- [Your objective] List all lines of the data containing the word "JSON".

— START Data supplied —

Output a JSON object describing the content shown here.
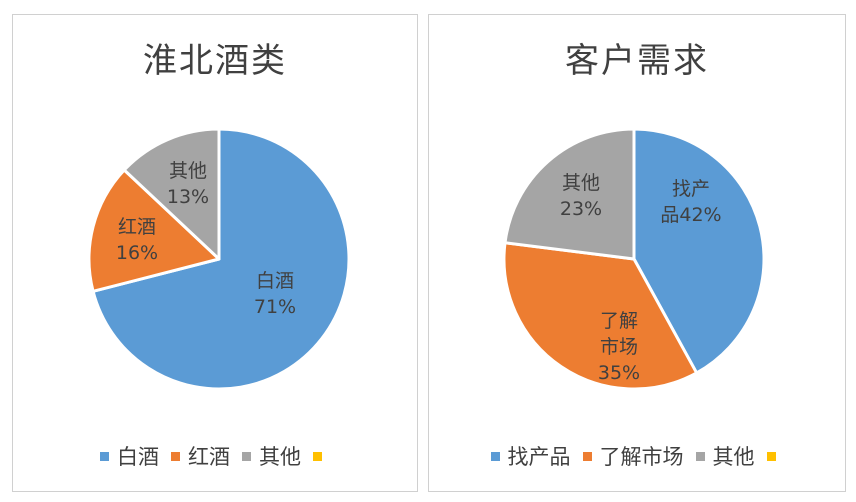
{
  "chart_data": [
    {
      "type": "pie",
      "title": "淮北酒类",
      "slices": [
        {
          "label": "白酒",
          "value": 71,
          "display": "71%",
          "color": "#5b9bd5"
        },
        {
          "label": "红酒",
          "value": 16,
          "display": "16%",
          "color": "#ed7d31"
        },
        {
          "label": "其他",
          "value": 13,
          "display": "13%",
          "color": "#a5a5a5"
        }
      ],
      "legend": [
        {
          "label": "白酒",
          "color": "#5b9bd5"
        },
        {
          "label": "红酒",
          "color": "#ed7d31"
        },
        {
          "label": "其他",
          "color": "#a5a5a5"
        },
        {
          "label": "",
          "color": "#ffc000"
        }
      ]
    },
    {
      "type": "pie",
      "title": "客户需求",
      "slices": [
        {
          "label": "找产品",
          "value": 42,
          "display": "42%",
          "color": "#5b9bd5"
        },
        {
          "label": "了解市场",
          "value": 35,
          "display": "35%",
          "color": "#ed7d31"
        },
        {
          "label": "其他",
          "value": 23,
          "display": "23%",
          "color": "#a5a5a5"
        }
      ],
      "legend": [
        {
          "label": "找产品",
          "color": "#5b9bd5"
        },
        {
          "label": "了解市场",
          "color": "#ed7d31"
        },
        {
          "label": "其他",
          "color": "#a5a5a5"
        },
        {
          "label": "",
          "color": "#ffc000"
        }
      ]
    }
  ]
}
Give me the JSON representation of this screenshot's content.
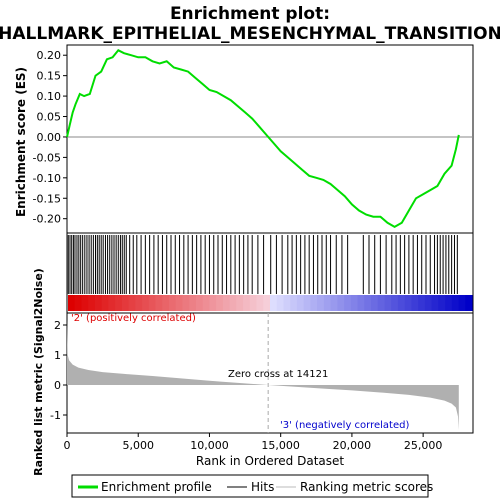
{
  "title_line1": "Enrichment plot:",
  "title_line2": "HALLMARK_EPITHELIAL_MESENCHYMAL_TRANSITION",
  "chart_data": [
    {
      "type": "line",
      "ylabel": "Enrichment score (ES)",
      "ylim": [
        -0.235,
        0.225
      ],
      "yticks": [
        "0.20",
        "0.15",
        "0.10",
        "0.05",
        "0.00",
        "-0.05",
        "-0.10",
        "-0.15",
        "-0.20"
      ],
      "ytick_values": [
        0.2,
        0.15,
        0.1,
        0.05,
        0.0,
        -0.05,
        -0.1,
        -0.15,
        -0.2
      ],
      "xlim": [
        0,
        28500
      ],
      "series": [
        {
          "name": "Enrichment profile",
          "color": "#00dd00",
          "x": [
            0,
            200,
            400,
            600,
            900,
            1200,
            1600,
            2000,
            2400,
            2800,
            3200,
            3600,
            4000,
            4500,
            5000,
            5500,
            6000,
            6500,
            7000,
            7500,
            8000,
            8500,
            9000,
            9500,
            10000,
            10500,
            11000,
            11500,
            12000,
            12500,
            13000,
            13500,
            14000,
            14500,
            15000,
            15500,
            16000,
            16500,
            17000,
            17500,
            18000,
            18500,
            19000,
            19500,
            20000,
            20500,
            21000,
            21500,
            22000,
            22500,
            23000,
            23500,
            24000,
            24500,
            25000,
            25500,
            26000,
            26500,
            27000,
            27300,
            27500
          ],
          "y": [
            0.0,
            0.03,
            0.06,
            0.08,
            0.105,
            0.1,
            0.105,
            0.15,
            0.16,
            0.19,
            0.195,
            0.212,
            0.205,
            0.2,
            0.195,
            0.195,
            0.185,
            0.18,
            0.185,
            0.17,
            0.165,
            0.16,
            0.145,
            0.13,
            0.115,
            0.11,
            0.1,
            0.09,
            0.075,
            0.06,
            0.045,
            0.025,
            0.005,
            -0.015,
            -0.035,
            -0.05,
            -0.065,
            -0.08,
            -0.095,
            -0.1,
            -0.105,
            -0.115,
            -0.13,
            -0.145,
            -0.165,
            -0.18,
            -0.19,
            -0.195,
            -0.195,
            -0.21,
            -0.22,
            -0.21,
            -0.18,
            -0.15,
            -0.14,
            -0.13,
            -0.12,
            -0.09,
            -0.07,
            -0.03,
            0.005
          ]
        }
      ]
    },
    {
      "type": "hits",
      "hit_positions": [
        90,
        210,
        330,
        450,
        560,
        700,
        830,
        960,
        1100,
        1250,
        1400,
        1550,
        1700,
        1850,
        2000,
        2130,
        2260,
        2400,
        2540,
        2700,
        2850,
        3000,
        3150,
        3300,
        3450,
        3600,
        3750,
        3880,
        4020,
        4160,
        4400,
        4650,
        4900,
        5200,
        5500,
        5800,
        6100,
        6400,
        6700,
        7000,
        7300,
        7600,
        7900,
        8200,
        8500,
        8800,
        9100,
        9400,
        9700,
        10000,
        10300,
        10600,
        10900,
        11200,
        11500,
        11800,
        12100,
        12400,
        12700,
        13000,
        13400,
        13800,
        14300,
        14700,
        15100,
        15500,
        15800,
        16100,
        16400,
        16700,
        17000,
        17300,
        17600,
        17900,
        18200,
        18500,
        18900,
        19300,
        19700,
        20800,
        21200,
        21600,
        22000,
        22400,
        22800,
        23100,
        23400,
        23700,
        24000,
        24300,
        24600,
        24900,
        25200,
        25500,
        25800,
        26000,
        26200,
        26400,
        26600,
        26800,
        27000,
        27200,
        27400
      ]
    },
    {
      "type": "area",
      "ylabel": "Ranked list metric (Signal2Noise)",
      "xlabel": "Rank in Ordered Dataset",
      "ylim": [
        -1.6,
        2.4
      ],
      "yticks": [
        "2",
        "1",
        "0",
        "-1"
      ],
      "ytick_values": [
        2,
        1,
        0,
        -1
      ],
      "xlim": [
        0,
        28500
      ],
      "xticks": [
        "0",
        "5,000",
        "10,000",
        "15,000",
        "20,000",
        "25,000"
      ],
      "xtick_values": [
        0,
        5000,
        10000,
        15000,
        20000,
        25000
      ],
      "x": [
        0,
        50,
        150,
        400,
        800,
        1500,
        2500,
        4000,
        6000,
        8000,
        10000,
        12000,
        14121,
        16000,
        18000,
        20000,
        22000,
        24000,
        25500,
        26500,
        27000,
        27300,
        27450,
        27500
      ],
      "y": [
        2.2,
        1.0,
        0.82,
        0.68,
        0.58,
        0.5,
        0.43,
        0.37,
        0.3,
        0.22,
        0.14,
        0.07,
        0.0,
        -0.06,
        -0.12,
        -0.18,
        -0.25,
        -0.33,
        -0.42,
        -0.52,
        -0.62,
        -0.75,
        -1.05,
        -1.5
      ],
      "fill_color": "#b0b0b0",
      "zero_cross_rank": 14121,
      "zero_cross_label": "Zero cross at 14121",
      "pos_label": "'2' (positively correlated)",
      "neg_label": "'3' (negatively correlated)",
      "pos_color": "#dd0000",
      "neg_color": "#0000cc"
    }
  ],
  "legend": {
    "items": [
      {
        "label": "Enrichment profile",
        "color": "#00dd00"
      },
      {
        "label": "Hits",
        "color": "#000000"
      },
      {
        "label": "Ranking metric scores",
        "color": "#bbbbbb"
      }
    ]
  }
}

— END Data supplied —

- [Answer for this exercise]
Output a JSON object describing the content shown here.
Give me the JSON representation of this screenshot's content.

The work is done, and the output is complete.